Skip the pictures. Transcribe the rest of the data below without changing a word.

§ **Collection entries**
.....
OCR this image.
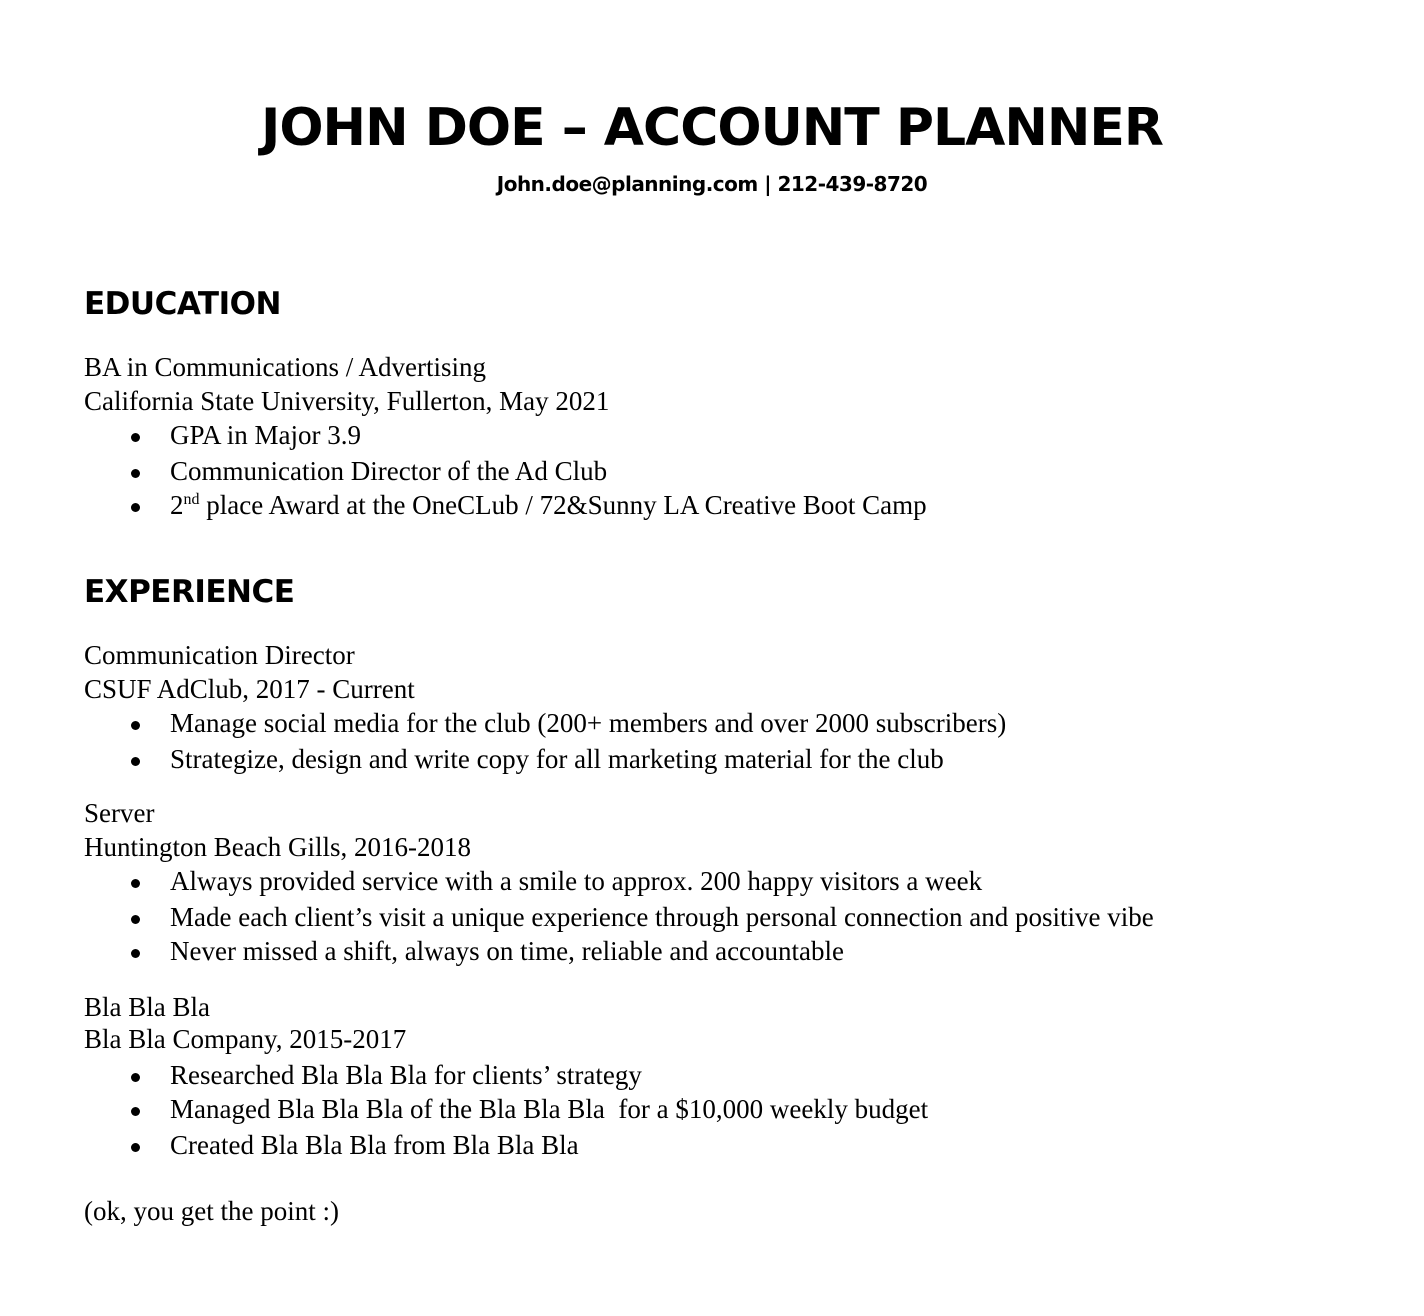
JOHN DOE – ACCOUNT PLANNER
John.doe@planning.com | 212-439-8720
EDUCATION
BA in Communications / Advertising
California State University, Fullerton, May 2021
GPA in Major 3.9
Communication Director of the Ad Club
2nd place Award at the OneCLub / 72&Sunny LA Creative Boot Camp
EXPERIENCE
Communication Director
CSUF AdClub, 2017 - Current
Manage social media for the club (200+ members and over 2000 subscribers)
Strategize, design and write copy for all marketing material for the club
Server
Huntington Beach Gills, 2016-2018
Always provided service with a smile to approx. 200 happy visitors a week
Made each client’s visit a unique experience through personal connection and positive vibe
Never missed a shift, always on time, reliable and accountable
Bla Bla Bla
Bla Bla Company, 2015-2017
Researched Bla Bla Bla for clients’ strategy
Managed Bla Bla Bla of the Bla Bla Bla  for a $10,000 weekly budget
Created Bla Bla Bla from Bla Bla Bla
(ok, you get the point :)
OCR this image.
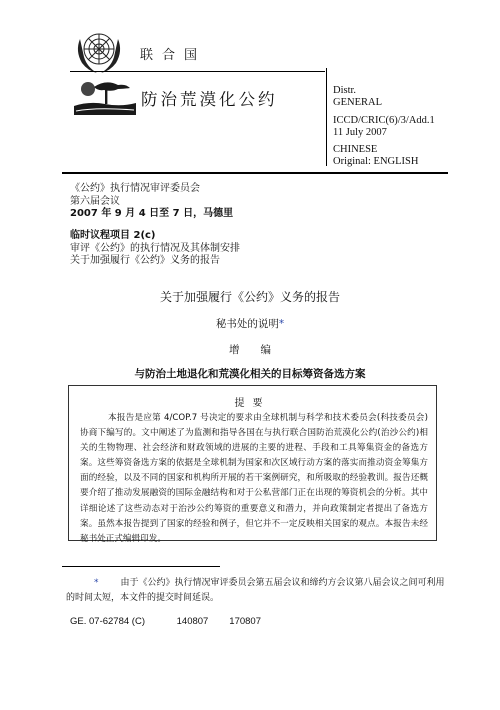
联合国
防治荒漠化公约	Distr.
GENERAL
ICCD/CRIC(6)/3/Add.1
11 July 2007
CHINESE
Original: ENGLISH
《公约》执行情况审评委员会
第六届会议
2007 年 9 月 4 日至 7 日，马德里
临时议程项目 2(c)
审评《公约》的执行情况及其体制安排
关于加强履行《公约》义务的报告
关于加强履行《公约》义务的报告
秘书处的说明*
增　　编
与防治土地退化和荒漠化相关的目标筹资备选方案
提要

本报告是应第 4/COP.7 号决定的要求由全球机制与科学和技术委员会(科技委员会)协商下编写的。文中阐述了为监测和指导各国在与执行联合国防治荒漠化公约(治沙公约)相关的生物物理、社会经济和财政领域的进展的主要的进程、手段和工具筹集资金的备选方案。这些筹资备选方案的依据是全球机制为国家和次区域行动方案的落实而推动资金筹集方面的经验，以及不同的国家和机构所开展的若干案例研究，和所吸取的经验教训。报告还概要介绍了推动发展融资的国际金融结构和对于公私营部门正在出现的筹资机会的分析。其中详细论述了这些动态对于治沙公约筹资的重要意义和潜力，并向政策制定者提出了备选方案。虽然本报告提到了国家的经验和例子，但它并不一定反映相关国家的观点。本报告未经秘书处正式编辑印发。

* 由于《公约》执行情况审评委员会第五届会议和缔约方会议第八届会议之间可利用的时间太短，本文件的提交时间延误。

GE. 07-62784 (C)	140807 170807
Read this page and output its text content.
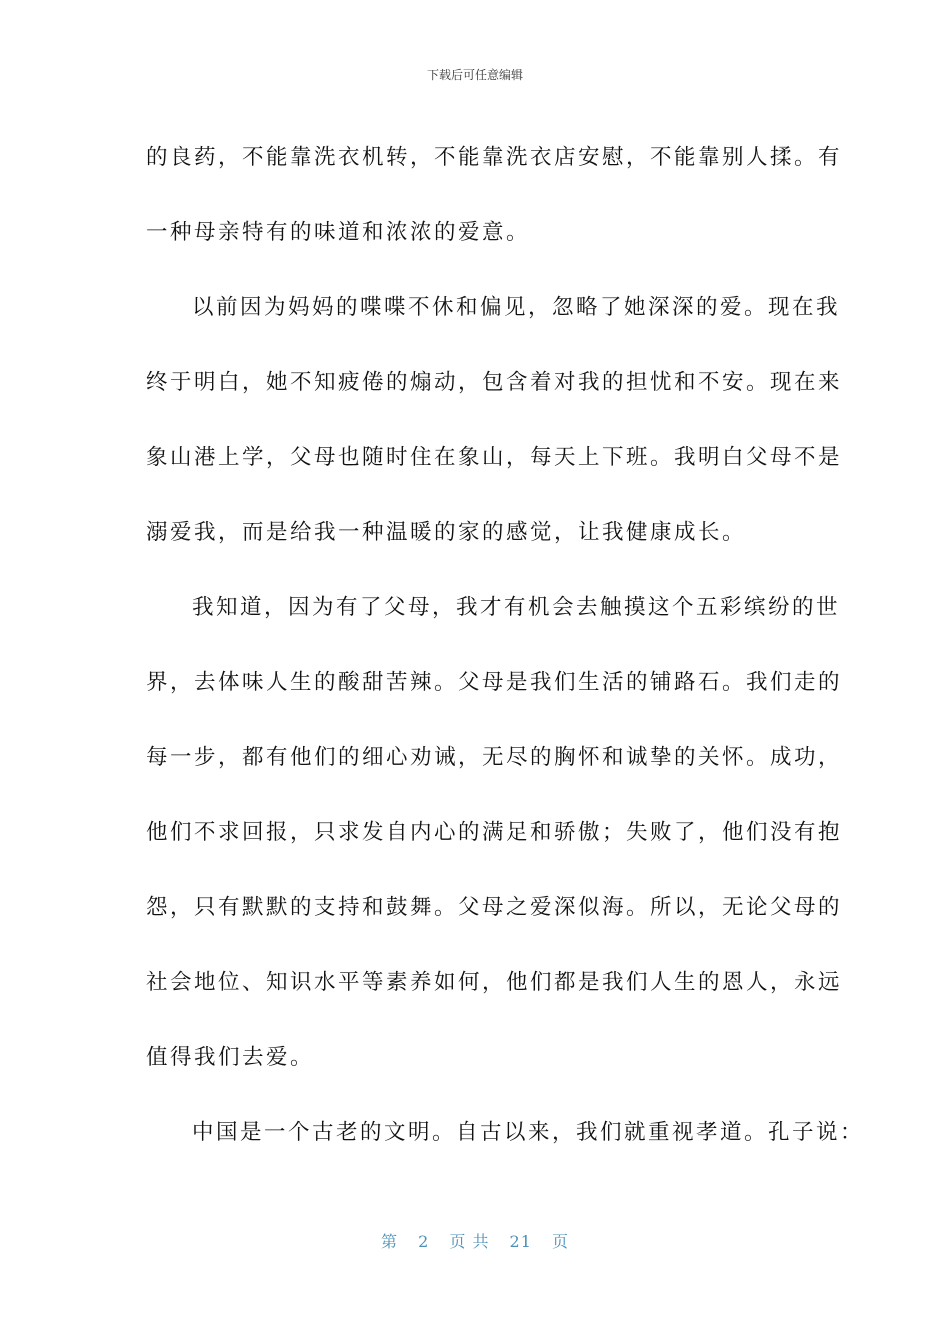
下载后可任意编辑
的良药，不能靠洗衣机转，不能靠洗衣店安慰，不能靠别人揉。有
一种母亲特有的味道和浓浓的爱意。
以前因为妈妈的喋喋不休和偏见，忽略了她深深的爱。现在我
终于明白，她不知疲倦的煽动，包含着对我的担忧和不安。现在来
象山港上学，父母也随时住在象山，每天上下班。我明白父母不是
溺爱我，而是给我一种温暖的家的感觉，让我健康成长。
我知道，因为有了父母，我才有机会去触摸这个五彩缤纷的世
界，去体味人生的酸甜苦辣。父母是我们生活的铺路石。我们走的
每一步，都有他们的细心劝诫，无尽的胸怀和诚挚的关怀。成功，
他们不求回报，只求发自内心的满足和骄傲；失败了，他们没有抱
怨，只有默默的支持和鼓舞。父母之爱深似海。所以，无论父母的
社会地位、知识水平等素养如何，他们都是我们人生的恩人，永远
值得我们去爱。
中国是一个古老的文明。自古以来，我们就重视孝道。孔子说：
第 2 页 共 21 页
.....
§ **CORRECT RESPONSE**
OCR this image.
JOHN DOE – ACCOUNT PLANNER
John.doe@planning.com | 212-439-8720
EDUCATION
BA in Communications / Advertising
California State University, Fullerton, May 2021
GPA in Major 3.9
Communication Director of the Ad Club
2nd place Award at the OneCLub / 72&Sunny LA Creative Boot Camp
EXPERIENCE
Communication Director
CSUF AdClub, 2017 - Current
Manage social media for the club (200+ members and over 2000 subscribers)
Strategize, design and write copy for all marketing material for the club
Server
Huntington Beach Gills, 2016-2018
Always provided service with a smile to approx. 200 happy visitors a week
Made each client’s visit a unique experience through personal connection and positive vibe
Never missed a shift, always on time, reliable and accountable
Bla Bla Bla
Bla Bla Company, 2015-2017
Researched Bla Bla Bla for clients’ strategy
Managed Bla Bla Bla of the Bla Bla Bla  for a $10,000 weekly budget
Created Bla Bla Bla from Bla Bla Bla
(ok, you get the point :)
OCR this image.
联合国
防治荒漠化公约	Distr.
GENERAL
ICCD/CRIC(6)/3/Add.1
11 July 2007
CHINESE
Original: ENGLISH
《公约》执行情况审评委员会
第六届会议
2007 年 9 月 4 日至 7 日，马德里
临时议程项目 2(c)
审评《公约》的执行情况及其体制安排
关于加强履行《公约》义务的报告
关于加强履行《公约》义务的报告
秘书处的说明*
增　　编
与防治土地退化和荒漠化相关的目标筹资备选方案
提要

本报告是应第 4/COP.7 号决定的要求由全球机制与科学和技术委员会(科技委员会)协商下编写的。文中阐述了为监测和指导各国在与执行联合国防治荒漠化公约(治沙公约)相关的生物物理、社会经济和财政领域的进展的主要的进程、手段和工具筹集资金的备选方案。这些筹资备选方案的依据是全球机制为国家和次区域行动方案的落实而推动资金筹集方面的经验，以及不同的国家和机构所开展的若干案例研究，和所吸取的经验教训。报告还概要介绍了推动发展融资的国际金融结构和对于公私营部门正在出现的筹资机会的分析。其中详细论述了这些动态对于治沙公约筹资的重要意义和潜力，并向政策制定者提出了备选方案。虽然本报告提到了国家的经验和例子，但它并不一定反映相关国家的观点。本报告未经秘书处正式编辑印发。

* 由于《公约》执行情况审评委员会第五届会议和缔约方会议第八届会议之间可利用的时间太短，本文件的提交时间延误。

GE. 07-62784 (C)	140807 170807
Read this page and output its text content.
下载后可任意编辑
的良药，不能靠洗衣机转，不能靠洗衣店安慰，不能靠别人揉。有
一种母亲特有的味道和浓浓的爱意。
以前因为妈妈的喋喋不休和偏见，忽略了她深深的爱。现在我
终于明白，她不知疲倦的煽动，包含着对我的担忧和不安。现在来
象山港上学，父母也随时住在象山，每天上下班。我明白父母不是
溺爱我，而是给我一种温暖的家的感觉，让我健康成长。
我知道，因为有了父母，我才有机会去触摸这个五彩缤纷的世
界，去体味人生的酸甜苦辣。父母是我们生活的铺路石。我们走的
每一步，都有他们的细心劝诫，无尽的胸怀和诚挚的关怀。成功，
他们不求回报，只求发自内心的满足和骄傲；失败了，他们没有抱
怨，只有默默的支持和鼓舞。父母之爱深似海。所以，无论父母的
社会地位、知识水平等素养如何，他们都是我们人生的恩人，永远
值得我们去爱。
中国是一个古老的文明。自古以来，我们就重视孝道。孔子说：
第 2 页 共 21 页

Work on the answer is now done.